Objective ▸ Omit all pictures. Copy the rest of the material exactly.

--- --- ---

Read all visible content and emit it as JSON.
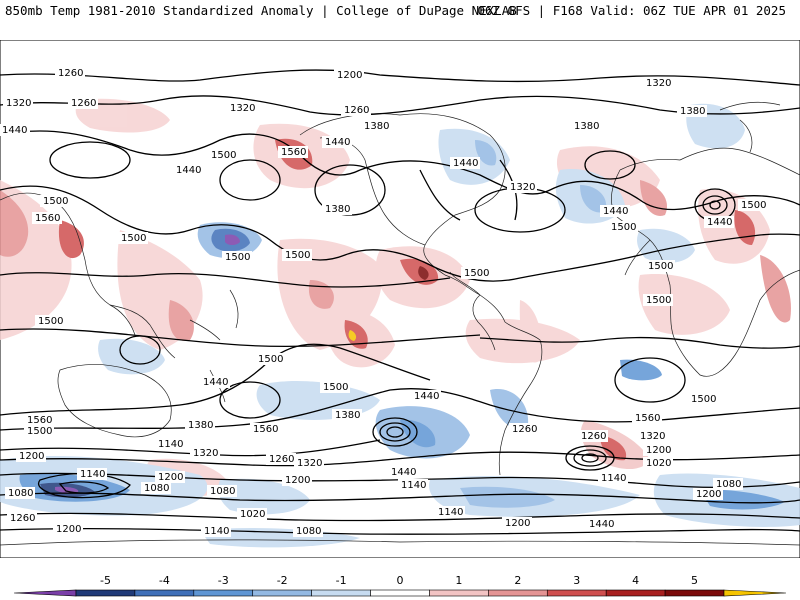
{
  "header": {
    "left": "850mb Temp 1981-2010 Standardized Anomaly | College of DuPage NEXLAB",
    "right": "06Z GFS | F168 Valid: 06Z TUE APR 01 2025"
  },
  "map": {
    "contour_labels": [
      {
        "id": "l1",
        "text": "1260"
      },
      {
        "id": "l2",
        "text": "1200"
      },
      {
        "id": "l3",
        "text": "1320"
      },
      {
        "id": "l4",
        "text": "1320"
      },
      {
        "id": "l5",
        "text": "1260"
      },
      {
        "id": "l6",
        "text": "1440"
      },
      {
        "id": "l7",
        "text": "1320"
      },
      {
        "id": "l8",
        "text": "1380"
      },
      {
        "id": "l9",
        "text": "1260"
      },
      {
        "id": "l10",
        "text": "1380"
      },
      {
        "id": "l11",
        "text": "1380"
      },
      {
        "id": "l12",
        "text": "1560"
      },
      {
        "id": "l13",
        "text": "1440"
      },
      {
        "id": "l14",
        "text": "1500"
      },
      {
        "id": "l15",
        "text": "1440"
      },
      {
        "id": "l16",
        "text": "1440"
      },
      {
        "id": "l17",
        "text": "1320"
      },
      {
        "id": "l18",
        "text": "1380"
      },
      {
        "id": "l19",
        "text": "1500"
      },
      {
        "id": "l20",
        "text": "1500"
      },
      {
        "id": "l21",
        "text": "1440"
      },
      {
        "id": "l22",
        "text": "1560"
      },
      {
        "id": "l23",
        "text": "1500"
      },
      {
        "id": "l24",
        "text": "1500"
      },
      {
        "id": "l25",
        "text": "1500"
      },
      {
        "id": "l26",
        "text": "1500"
      },
      {
        "id": "l27",
        "text": "1500"
      },
      {
        "id": "l28",
        "text": "1440"
      },
      {
        "id": "l29",
        "text": "1500"
      },
      {
        "id": "l30",
        "text": "1500"
      },
      {
        "id": "l31",
        "text": "1500"
      },
      {
        "id": "l32",
        "text": "1440"
      },
      {
        "id": "l33",
        "text": "1380"
      },
      {
        "id": "l34",
        "text": "1560"
      },
      {
        "id": "l35",
        "text": "1500"
      },
      {
        "id": "l36",
        "text": "1500"
      },
      {
        "id": "l37",
        "text": "1440"
      },
      {
        "id": "l38",
        "text": "1380"
      },
      {
        "id": "l39",
        "text": "1260"
      },
      {
        "id": "l40",
        "text": "1560"
      },
      {
        "id": "l41",
        "text": "1500"
      },
      {
        "id": "l42",
        "text": "1560"
      },
      {
        "id": "l43",
        "text": "1500"
      },
      {
        "id": "l44",
        "text": "1260"
      },
      {
        "id": "l45",
        "text": "1200"
      },
      {
        "id": "l46",
        "text": "1140"
      },
      {
        "id": "l47",
        "text": "1320"
      },
      {
        "id": "l48",
        "text": "1260"
      },
      {
        "id": "l49",
        "text": "1320"
      },
      {
        "id": "l50",
        "text": "1440"
      },
      {
        "id": "l51",
        "text": "1320"
      },
      {
        "id": "l52",
        "text": "1200"
      },
      {
        "id": "l53",
        "text": "1020"
      },
      {
        "id": "l54",
        "text": "1140"
      },
      {
        "id": "l55",
        "text": "1200"
      },
      {
        "id": "l56",
        "text": "1080"
      },
      {
        "id": "l57",
        "text": "1080"
      },
      {
        "id": "l58",
        "text": "1080"
      },
      {
        "id": "l59",
        "text": "1200"
      },
      {
        "id": "l60",
        "text": "1140"
      },
      {
        "id": "l61",
        "text": "1140"
      },
      {
        "id": "l62",
        "text": "1080"
      },
      {
        "id": "l63",
        "text": "1200"
      },
      {
        "id": "l64",
        "text": "1260"
      },
      {
        "id": "l65",
        "text": "1020"
      },
      {
        "id": "l66",
        "text": "1200"
      },
      {
        "id": "l67",
        "text": "1140"
      },
      {
        "id": "l68",
        "text": "1080"
      },
      {
        "id": "l69",
        "text": "1140"
      },
      {
        "id": "l70",
        "text": "1200"
      },
      {
        "id": "l71",
        "text": "1440"
      }
    ]
  },
  "colorbar": {
    "ticks": [
      "-5",
      "-4",
      "-3",
      "-2",
      "-1",
      "0",
      "1",
      "2",
      "3",
      "4",
      "5"
    ],
    "colors": [
      "#7a3fa8",
      "#1f3a78",
      "#3f6fb8",
      "#5f96d4",
      "#93b9e3",
      "#c6dbf0",
      "#ffffff",
      "#f2c4c4",
      "#e49494",
      "#cf4f4f",
      "#a82020",
      "#7a0a0a",
      "#f5c400"
    ]
  }
}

--- --- ---

Full output ▸
Read all visible content and emit it as JSON.
{
  "header": {
    "left": "850mb Temp 1981-2010 Standardized Anomaly | College of DuPage NEXLAB",
    "right": "06Z GFS | F168 Valid: 06Z TUE APR 01 2025"
  },
  "map": {
    "contour_labels": [
      {
        "id": "l1",
        "text": "1260"
      },
      {
        "id": "l2",
        "text": "1200"
      },
      {
        "id": "l3",
        "text": "1320"
      },
      {
        "id": "l4",
        "text": "1320"
      },
      {
        "id": "l5",
        "text": "1260"
      },
      {
        "id": "l6",
        "text": "1440"
      },
      {
        "id": "l7",
        "text": "1320"
      },
      {
        "id": "l8",
        "text": "1380"
      },
      {
        "id": "l9",
        "text": "1260"
      },
      {
        "id": "l10",
        "text": "1380"
      },
      {
        "id": "l11",
        "text": "1380"
      },
      {
        "id": "l12",
        "text": "1560"
      },
      {
        "id": "l13",
        "text": "1440"
      },
      {
        "id": "l14",
        "text": "1500"
      },
      {
        "id": "l15",
        "text": "1440"
      },
      {
        "id": "l16",
        "text": "1440"
      },
      {
        "id": "l17",
        "text": "1320"
      },
      {
        "id": "l18",
        "text": "1380"
      },
      {
        "id": "l19",
        "text": "1500"
      },
      {
        "id": "l20",
        "text": "1500"
      },
      {
        "id": "l21",
        "text": "1440"
      },
      {
        "id": "l22",
        "text": "1560"
      },
      {
        "id": "l23",
        "text": "1500"
      },
      {
        "id": "l24",
        "text": "1500"
      },
      {
        "id": "l25",
        "text": "1500"
      },
      {
        "id": "l26",
        "text": "1500"
      },
      {
        "id": "l27",
        "text": "1500"
      },
      {
        "id": "l28",
        "text": "1440"
      },
      {
        "id": "l29",
        "text": "1500"
      },
      {
        "id": "l30",
        "text": "1500"
      },
      {
        "id": "l31",
        "text": "1500"
      },
      {
        "id": "l32",
        "text": "1440"
      },
      {
        "id": "l33",
        "text": "1380"
      },
      {
        "id": "l34",
        "text": "1560"
      },
      {
        "id": "l35",
        "text": "1500"
      },
      {
        "id": "l36",
        "text": "1500"
      },
      {
        "id": "l37",
        "text": "1440"
      },
      {
        "id": "l38",
        "text": "1380"
      },
      {
        "id": "l39",
        "text": "1260"
      },
      {
        "id": "l40",
        "text": "1560"
      },
      {
        "id": "l41",
        "text": "1500"
      },
      {
        "id": "l42",
        "text": "1560"
      },
      {
        "id": "l43",
        "text": "1500"
      },
      {
        "id": "l44",
        "text": "1260"
      },
      {
        "id": "l45",
        "text": "1200"
      },
      {
        "id": "l46",
        "text": "1140"
      },
      {
        "id": "l47",
        "text": "1320"
      },
      {
        "id": "l48",
        "text": "1260"
      },
      {
        "id": "l49",
        "text": "1320"
      },
      {
        "id": "l50",
        "text": "1440"
      },
      {
        "id": "l51",
        "text": "1320"
      },
      {
        "id": "l52",
        "text": "1200"
      },
      {
        "id": "l53",
        "text": "1020"
      },
      {
        "id": "l54",
        "text": "1140"
      },
      {
        "id": "l55",
        "text": "1200"
      },
      {
        "id": "l56",
        "text": "1080"
      },
      {
        "id": "l57",
        "text": "1080"
      },
      {
        "id": "l58",
        "text": "1080"
      },
      {
        "id": "l59",
        "text": "1200"
      },
      {
        "id": "l60",
        "text": "1140"
      },
      {
        "id": "l61",
        "text": "1140"
      },
      {
        "id": "l62",
        "text": "1080"
      },
      {
        "id": "l63",
        "text": "1200"
      },
      {
        "id": "l64",
        "text": "1260"
      },
      {
        "id": "l65",
        "text": "1020"
      },
      {
        "id": "l66",
        "text": "1200"
      },
      {
        "id": "l67",
        "text": "1140"
      },
      {
        "id": "l68",
        "text": "1080"
      },
      {
        "id": "l69",
        "text": "1140"
      },
      {
        "id": "l70",
        "text": "1200"
      },
      {
        "id": "l71",
        "text": "1440"
      }
    ]
  },
  "colorbar": {
    "ticks": [
      "-5",
      "-4",
      "-3",
      "-2",
      "-1",
      "0",
      "1",
      "2",
      "3",
      "4",
      "5"
    ],
    "colors": [
      "#7a3fa8",
      "#1f3a78",
      "#3f6fb8",
      "#5f96d4",
      "#93b9e3",
      "#c6dbf0",
      "#ffffff",
      "#f2c4c4",
      "#e49494",
      "#cf4f4f",
      "#a82020",
      "#7a0a0a",
      "#f5c400"
    ]
  }
}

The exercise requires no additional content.